DIRECTION:
Make an exact copy of the records, dropping all pictures.

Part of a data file

■ ■ ■ ■ ■ ■ ■

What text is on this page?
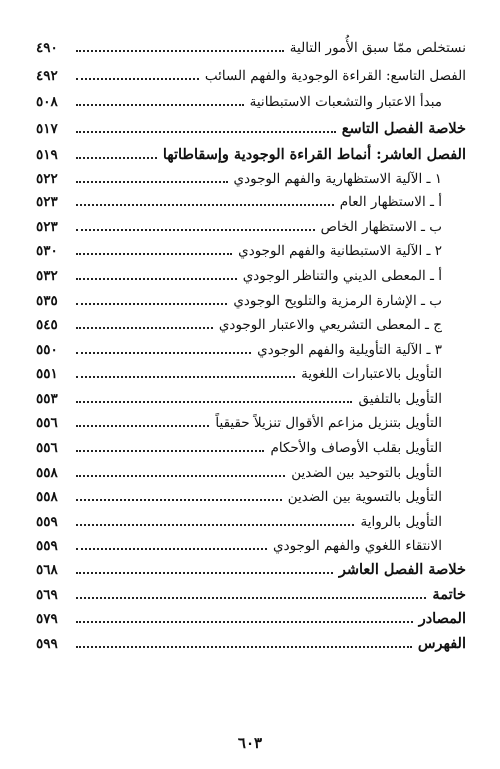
٤٩٠	نستخلص ممّا سبق الأُمور التالية
٤٩٢	الفصل التاسع: القراءة الوجودية والفهم السائب
٥٠٨	مبدأ الاعتبار والتشعبات الاستبطانية
٥١٧	خلاصة الفصل التاسع
٥١٩	الفصل العاشر: أنماط القراءة الوجودية وإسقاطاتها
٥٢٢	١ ـ الآلية الاستظهارية والفهم الوجودي
٥٢٣	أ ـ الاستظهار العام
٥٢٣	ب ـ الاستظهار الخاص
٥٣٠	٢ ـ الآلية الاستبطانية والفهم الوجودي
٥٣٢	أ ـ المعطى الديني والتناظر الوجودي
٥٣٥	ب ـ الإشارة الرمزية والتلويح الوجودي
٥٤٥	ج ـ المعطى التشريعي والاعتبار الوجودي
٥٥٠	٣ ـ الآلية التأويلية والفهم الوجودي
٥٥١	التأويل بالاعتبارات اللغوية
٥٥٣	التأويل بالتلفيق
٥٥٦	التأويل بتنزيل مزاعم الأقوال تنزيلاً حقيقياً
٥٥٦	التأويل بقلب الأوصاف والأحكام
٥٥٨	التأويل بالتوحيد بين الضدين
٥٥٨	التأويل بالتسوية بين الضدين
٥٥٩	التأويل بالرواية
٥٥٩	الانتقاء اللغوي والفهم الوجودي
٥٦٨	خلاصة الفصل العاشر
٥٦٩	خاتمة
٥٧٩	المصادر
٥٩٩	الفهرس
٦٠٣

■ ■ ■ ■ ■ ■ ■

ANSWER IN FULL:
What text is on this page?
٤٩٠	نستخلص ممّا سبق الأُمور التالية
٤٩٢	الفصل التاسع: القراءة الوجودية والفهم السائب
٥٠٨	مبدأ الاعتبار والتشعبات الاستبطانية
٥١٧	خلاصة الفصل التاسع
٥١٩	الفصل العاشر: أنماط القراءة الوجودية وإسقاطاتها
٥٢٢	١ ـ الآلية الاستظهارية والفهم الوجودي
٥٢٣	أ ـ الاستظهار العام
٥٢٣	ب ـ الاستظهار الخاص
٥٣٠	٢ ـ الآلية الاستبطانية والفهم الوجودي
٥٣٢	أ ـ المعطى الديني والتناظر الوجودي
٥٣٥	ب ـ الإشارة الرمزية والتلويح الوجودي
٥٤٥	ج ـ المعطى التشريعي والاعتبار الوجودي
٥٥٠	٣ ـ الآلية التأويلية والفهم الوجودي
٥٥١	التأويل بالاعتبارات اللغوية
٥٥٣	التأويل بالتلفيق
٥٥٦	التأويل بتنزيل مزاعم الأقوال تنزيلاً حقيقياً
٥٥٦	التأويل بقلب الأوصاف والأحكام
٥٥٨	التأويل بالتوحيد بين الضدين
٥٥٨	التأويل بالتسوية بين الضدين
٥٥٩	التأويل بالرواية
٥٥٩	الانتقاء اللغوي والفهم الوجودي
٥٦٨	خلاصة الفصل العاشر
٥٦٩	خاتمة
٥٧٩	المصادر
٥٩٩	الفهرس
٦٠٣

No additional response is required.